Do this =>
State the number of lines that contain "finish", with no other text.

Task data =>
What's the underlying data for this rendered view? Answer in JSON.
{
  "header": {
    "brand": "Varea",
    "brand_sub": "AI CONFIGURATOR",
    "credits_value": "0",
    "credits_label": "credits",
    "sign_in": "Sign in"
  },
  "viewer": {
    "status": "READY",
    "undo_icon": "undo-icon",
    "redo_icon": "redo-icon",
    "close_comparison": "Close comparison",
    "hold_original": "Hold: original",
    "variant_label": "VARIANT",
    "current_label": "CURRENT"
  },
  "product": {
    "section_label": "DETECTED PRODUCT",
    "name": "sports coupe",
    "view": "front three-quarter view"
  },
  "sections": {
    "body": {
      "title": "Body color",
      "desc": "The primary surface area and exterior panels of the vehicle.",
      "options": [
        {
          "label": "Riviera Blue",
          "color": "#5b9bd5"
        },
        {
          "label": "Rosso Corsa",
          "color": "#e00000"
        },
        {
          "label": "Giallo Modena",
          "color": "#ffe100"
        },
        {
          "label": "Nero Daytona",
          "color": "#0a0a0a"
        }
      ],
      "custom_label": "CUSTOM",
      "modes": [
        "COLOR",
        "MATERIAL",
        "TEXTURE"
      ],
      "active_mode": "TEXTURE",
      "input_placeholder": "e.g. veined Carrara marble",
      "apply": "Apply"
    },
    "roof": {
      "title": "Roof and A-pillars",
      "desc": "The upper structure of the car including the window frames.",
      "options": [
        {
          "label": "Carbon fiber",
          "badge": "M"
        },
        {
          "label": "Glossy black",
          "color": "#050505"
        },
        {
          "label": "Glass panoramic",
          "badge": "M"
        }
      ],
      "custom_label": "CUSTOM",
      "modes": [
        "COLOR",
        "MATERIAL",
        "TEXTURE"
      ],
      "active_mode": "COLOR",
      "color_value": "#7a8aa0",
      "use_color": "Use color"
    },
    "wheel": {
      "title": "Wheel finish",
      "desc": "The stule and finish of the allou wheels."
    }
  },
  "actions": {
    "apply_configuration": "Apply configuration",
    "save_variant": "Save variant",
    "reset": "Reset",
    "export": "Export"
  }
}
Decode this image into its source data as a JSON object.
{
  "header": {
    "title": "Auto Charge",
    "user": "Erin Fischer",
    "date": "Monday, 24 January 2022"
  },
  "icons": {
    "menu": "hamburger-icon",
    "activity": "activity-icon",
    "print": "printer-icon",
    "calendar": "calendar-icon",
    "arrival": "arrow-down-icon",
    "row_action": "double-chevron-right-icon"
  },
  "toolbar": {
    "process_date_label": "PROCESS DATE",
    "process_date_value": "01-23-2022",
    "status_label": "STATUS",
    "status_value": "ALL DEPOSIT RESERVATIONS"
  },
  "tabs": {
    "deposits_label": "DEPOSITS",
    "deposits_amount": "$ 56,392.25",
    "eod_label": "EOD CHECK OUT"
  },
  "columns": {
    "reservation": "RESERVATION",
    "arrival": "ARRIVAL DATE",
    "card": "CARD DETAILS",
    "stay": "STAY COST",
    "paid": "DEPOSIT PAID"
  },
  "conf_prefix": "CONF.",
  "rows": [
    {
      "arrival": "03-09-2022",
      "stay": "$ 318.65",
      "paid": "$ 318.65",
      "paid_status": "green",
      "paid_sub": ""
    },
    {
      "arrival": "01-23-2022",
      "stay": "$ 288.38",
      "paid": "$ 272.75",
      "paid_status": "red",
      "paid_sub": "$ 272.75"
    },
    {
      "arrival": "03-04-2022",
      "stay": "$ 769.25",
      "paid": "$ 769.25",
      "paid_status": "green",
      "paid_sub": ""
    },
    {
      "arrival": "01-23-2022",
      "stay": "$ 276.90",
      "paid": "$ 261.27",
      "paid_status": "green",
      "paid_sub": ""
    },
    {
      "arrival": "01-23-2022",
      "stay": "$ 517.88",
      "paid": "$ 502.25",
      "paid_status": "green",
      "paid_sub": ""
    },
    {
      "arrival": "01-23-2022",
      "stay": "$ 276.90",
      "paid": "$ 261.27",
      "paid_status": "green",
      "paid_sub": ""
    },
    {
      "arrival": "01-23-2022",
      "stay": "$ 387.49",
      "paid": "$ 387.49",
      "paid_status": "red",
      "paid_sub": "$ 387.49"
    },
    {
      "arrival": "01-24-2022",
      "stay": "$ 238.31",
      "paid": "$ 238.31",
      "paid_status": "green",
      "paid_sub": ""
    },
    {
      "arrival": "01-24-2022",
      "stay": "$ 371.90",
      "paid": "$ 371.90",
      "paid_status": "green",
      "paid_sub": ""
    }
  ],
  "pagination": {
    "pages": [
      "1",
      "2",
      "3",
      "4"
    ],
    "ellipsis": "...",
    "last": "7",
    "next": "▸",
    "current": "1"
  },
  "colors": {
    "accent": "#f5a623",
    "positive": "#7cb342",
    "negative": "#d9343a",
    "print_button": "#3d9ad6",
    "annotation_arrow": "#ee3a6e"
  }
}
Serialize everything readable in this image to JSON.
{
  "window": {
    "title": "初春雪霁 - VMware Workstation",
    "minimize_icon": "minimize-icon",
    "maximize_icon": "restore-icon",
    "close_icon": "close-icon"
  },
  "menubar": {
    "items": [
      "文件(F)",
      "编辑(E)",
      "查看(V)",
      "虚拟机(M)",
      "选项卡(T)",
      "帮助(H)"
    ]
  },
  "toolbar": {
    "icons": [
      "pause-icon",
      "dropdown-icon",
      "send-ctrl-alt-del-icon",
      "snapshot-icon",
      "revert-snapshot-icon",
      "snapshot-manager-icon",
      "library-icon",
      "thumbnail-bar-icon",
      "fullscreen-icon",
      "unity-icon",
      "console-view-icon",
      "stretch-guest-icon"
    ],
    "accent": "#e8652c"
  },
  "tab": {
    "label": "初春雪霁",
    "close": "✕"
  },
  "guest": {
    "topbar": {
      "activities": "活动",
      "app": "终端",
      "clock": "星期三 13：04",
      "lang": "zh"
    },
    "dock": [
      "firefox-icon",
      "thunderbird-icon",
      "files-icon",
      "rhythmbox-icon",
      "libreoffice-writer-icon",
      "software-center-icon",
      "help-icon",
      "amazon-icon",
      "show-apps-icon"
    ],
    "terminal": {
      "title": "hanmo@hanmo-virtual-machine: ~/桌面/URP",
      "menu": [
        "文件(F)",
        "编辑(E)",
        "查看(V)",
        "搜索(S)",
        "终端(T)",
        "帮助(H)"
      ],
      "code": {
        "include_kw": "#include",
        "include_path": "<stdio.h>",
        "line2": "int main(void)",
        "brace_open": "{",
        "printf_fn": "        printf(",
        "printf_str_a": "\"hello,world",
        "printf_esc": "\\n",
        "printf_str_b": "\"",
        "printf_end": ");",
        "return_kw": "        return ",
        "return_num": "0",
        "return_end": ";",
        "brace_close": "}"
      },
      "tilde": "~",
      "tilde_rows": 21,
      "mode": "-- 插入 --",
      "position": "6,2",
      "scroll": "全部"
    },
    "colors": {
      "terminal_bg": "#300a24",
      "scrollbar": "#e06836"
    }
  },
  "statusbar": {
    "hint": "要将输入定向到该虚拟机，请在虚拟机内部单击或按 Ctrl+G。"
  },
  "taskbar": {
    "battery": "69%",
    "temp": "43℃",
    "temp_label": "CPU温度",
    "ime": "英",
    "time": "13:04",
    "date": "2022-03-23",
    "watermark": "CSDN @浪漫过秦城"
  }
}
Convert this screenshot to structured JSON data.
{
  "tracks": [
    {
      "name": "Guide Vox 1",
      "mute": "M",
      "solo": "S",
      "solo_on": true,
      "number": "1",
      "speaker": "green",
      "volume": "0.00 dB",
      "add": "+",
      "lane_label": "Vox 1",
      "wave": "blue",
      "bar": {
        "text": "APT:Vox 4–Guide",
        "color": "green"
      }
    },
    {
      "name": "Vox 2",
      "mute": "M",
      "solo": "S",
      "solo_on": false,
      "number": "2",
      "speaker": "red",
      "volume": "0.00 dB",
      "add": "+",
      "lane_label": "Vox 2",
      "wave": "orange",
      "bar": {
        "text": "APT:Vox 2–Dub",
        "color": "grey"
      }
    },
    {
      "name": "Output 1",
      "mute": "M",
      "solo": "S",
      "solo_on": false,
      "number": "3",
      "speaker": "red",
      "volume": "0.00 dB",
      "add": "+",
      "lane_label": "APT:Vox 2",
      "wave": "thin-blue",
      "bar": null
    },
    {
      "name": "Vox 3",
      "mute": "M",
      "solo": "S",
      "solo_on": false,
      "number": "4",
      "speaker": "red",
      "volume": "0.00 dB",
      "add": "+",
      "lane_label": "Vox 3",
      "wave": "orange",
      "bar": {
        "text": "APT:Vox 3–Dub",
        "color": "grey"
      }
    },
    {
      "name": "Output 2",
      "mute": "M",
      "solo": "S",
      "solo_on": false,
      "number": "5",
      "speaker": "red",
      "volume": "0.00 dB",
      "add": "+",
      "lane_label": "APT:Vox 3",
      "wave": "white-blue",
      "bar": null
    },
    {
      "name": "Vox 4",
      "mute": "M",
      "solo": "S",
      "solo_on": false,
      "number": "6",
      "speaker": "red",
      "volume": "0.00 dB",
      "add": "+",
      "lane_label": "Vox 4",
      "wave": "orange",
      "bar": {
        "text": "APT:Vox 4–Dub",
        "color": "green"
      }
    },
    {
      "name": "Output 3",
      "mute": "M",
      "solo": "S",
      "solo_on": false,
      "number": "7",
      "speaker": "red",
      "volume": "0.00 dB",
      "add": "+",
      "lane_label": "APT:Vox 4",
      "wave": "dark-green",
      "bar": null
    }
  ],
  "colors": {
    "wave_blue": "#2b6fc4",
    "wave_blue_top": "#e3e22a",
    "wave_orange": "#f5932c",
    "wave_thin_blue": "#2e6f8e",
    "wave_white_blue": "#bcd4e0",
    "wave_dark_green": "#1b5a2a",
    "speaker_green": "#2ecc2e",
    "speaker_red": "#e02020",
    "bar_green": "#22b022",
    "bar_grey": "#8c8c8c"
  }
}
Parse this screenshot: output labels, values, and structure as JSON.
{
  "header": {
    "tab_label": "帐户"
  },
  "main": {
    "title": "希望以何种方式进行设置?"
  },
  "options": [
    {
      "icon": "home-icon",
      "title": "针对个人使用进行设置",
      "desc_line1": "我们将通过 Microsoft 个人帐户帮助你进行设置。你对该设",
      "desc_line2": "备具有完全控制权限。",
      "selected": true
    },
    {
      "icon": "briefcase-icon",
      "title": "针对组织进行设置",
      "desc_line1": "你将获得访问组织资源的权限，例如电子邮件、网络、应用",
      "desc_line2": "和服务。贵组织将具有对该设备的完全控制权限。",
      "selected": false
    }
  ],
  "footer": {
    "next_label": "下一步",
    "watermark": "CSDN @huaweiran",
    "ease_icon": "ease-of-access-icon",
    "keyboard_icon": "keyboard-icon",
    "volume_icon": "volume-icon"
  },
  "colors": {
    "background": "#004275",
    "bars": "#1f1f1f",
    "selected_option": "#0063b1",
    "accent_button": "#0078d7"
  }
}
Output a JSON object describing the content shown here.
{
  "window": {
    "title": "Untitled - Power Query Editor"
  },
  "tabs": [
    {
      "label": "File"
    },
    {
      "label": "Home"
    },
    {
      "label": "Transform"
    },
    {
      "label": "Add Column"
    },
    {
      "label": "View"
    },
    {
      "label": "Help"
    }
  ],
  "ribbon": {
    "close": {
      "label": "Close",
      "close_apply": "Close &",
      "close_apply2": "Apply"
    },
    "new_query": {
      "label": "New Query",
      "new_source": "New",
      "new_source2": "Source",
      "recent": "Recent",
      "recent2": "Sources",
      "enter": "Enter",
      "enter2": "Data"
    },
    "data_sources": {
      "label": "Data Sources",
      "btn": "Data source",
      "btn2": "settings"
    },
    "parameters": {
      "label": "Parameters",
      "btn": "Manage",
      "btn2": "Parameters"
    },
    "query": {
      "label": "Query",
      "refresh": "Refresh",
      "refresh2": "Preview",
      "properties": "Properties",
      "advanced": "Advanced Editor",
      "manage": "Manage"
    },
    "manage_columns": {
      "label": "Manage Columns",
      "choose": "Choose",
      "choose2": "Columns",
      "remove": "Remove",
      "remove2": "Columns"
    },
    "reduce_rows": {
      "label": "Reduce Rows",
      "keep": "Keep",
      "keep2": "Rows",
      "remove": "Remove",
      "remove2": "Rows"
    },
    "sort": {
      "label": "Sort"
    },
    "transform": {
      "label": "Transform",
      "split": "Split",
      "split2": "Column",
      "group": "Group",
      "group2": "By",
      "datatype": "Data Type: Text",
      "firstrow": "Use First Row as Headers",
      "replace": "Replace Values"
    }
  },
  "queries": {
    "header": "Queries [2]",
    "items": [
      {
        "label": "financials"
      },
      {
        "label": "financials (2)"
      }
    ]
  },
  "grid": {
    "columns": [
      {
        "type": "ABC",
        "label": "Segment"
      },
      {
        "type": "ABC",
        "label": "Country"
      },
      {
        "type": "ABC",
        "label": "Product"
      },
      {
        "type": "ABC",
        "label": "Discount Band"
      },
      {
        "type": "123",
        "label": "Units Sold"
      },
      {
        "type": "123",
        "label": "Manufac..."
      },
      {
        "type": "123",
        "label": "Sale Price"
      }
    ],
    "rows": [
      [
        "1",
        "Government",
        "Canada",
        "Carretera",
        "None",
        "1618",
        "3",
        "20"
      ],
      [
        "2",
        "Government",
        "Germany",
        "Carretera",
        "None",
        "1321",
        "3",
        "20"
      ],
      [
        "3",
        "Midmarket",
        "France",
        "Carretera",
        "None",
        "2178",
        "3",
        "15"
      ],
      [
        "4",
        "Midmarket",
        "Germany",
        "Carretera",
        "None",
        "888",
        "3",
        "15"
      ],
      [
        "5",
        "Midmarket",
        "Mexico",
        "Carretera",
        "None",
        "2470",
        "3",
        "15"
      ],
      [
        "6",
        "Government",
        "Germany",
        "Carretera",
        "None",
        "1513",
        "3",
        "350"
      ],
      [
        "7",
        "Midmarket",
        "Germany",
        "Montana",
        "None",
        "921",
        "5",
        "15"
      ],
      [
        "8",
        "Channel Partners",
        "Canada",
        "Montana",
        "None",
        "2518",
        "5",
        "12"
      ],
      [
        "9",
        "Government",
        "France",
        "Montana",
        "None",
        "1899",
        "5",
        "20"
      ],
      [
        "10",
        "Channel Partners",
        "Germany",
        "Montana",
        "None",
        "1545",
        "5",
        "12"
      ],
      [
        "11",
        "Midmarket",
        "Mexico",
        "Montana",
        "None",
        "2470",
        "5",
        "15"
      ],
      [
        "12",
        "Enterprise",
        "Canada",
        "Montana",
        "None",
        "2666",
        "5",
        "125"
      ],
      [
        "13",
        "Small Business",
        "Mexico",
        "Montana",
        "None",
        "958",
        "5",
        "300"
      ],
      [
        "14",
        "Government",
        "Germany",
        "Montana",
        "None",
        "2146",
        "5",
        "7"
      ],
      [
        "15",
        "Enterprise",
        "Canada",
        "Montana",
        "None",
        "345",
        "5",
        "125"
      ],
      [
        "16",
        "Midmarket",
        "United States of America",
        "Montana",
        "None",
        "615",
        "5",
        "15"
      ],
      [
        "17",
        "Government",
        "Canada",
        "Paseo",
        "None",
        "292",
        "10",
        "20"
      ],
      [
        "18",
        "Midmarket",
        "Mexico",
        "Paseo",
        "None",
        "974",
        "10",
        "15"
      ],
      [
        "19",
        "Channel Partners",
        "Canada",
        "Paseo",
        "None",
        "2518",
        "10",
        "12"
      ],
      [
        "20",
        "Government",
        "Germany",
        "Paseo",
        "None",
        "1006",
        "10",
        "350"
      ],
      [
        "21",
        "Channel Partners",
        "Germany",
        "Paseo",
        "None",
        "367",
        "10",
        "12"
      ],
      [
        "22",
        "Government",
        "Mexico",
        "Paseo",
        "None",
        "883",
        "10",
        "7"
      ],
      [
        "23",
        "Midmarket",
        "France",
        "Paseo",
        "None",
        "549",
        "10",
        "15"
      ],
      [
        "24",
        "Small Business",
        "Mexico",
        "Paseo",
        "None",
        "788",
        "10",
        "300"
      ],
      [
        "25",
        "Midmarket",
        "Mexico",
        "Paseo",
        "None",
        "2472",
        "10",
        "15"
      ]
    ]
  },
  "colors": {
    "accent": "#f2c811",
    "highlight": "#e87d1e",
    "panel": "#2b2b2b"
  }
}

Task answer =>
2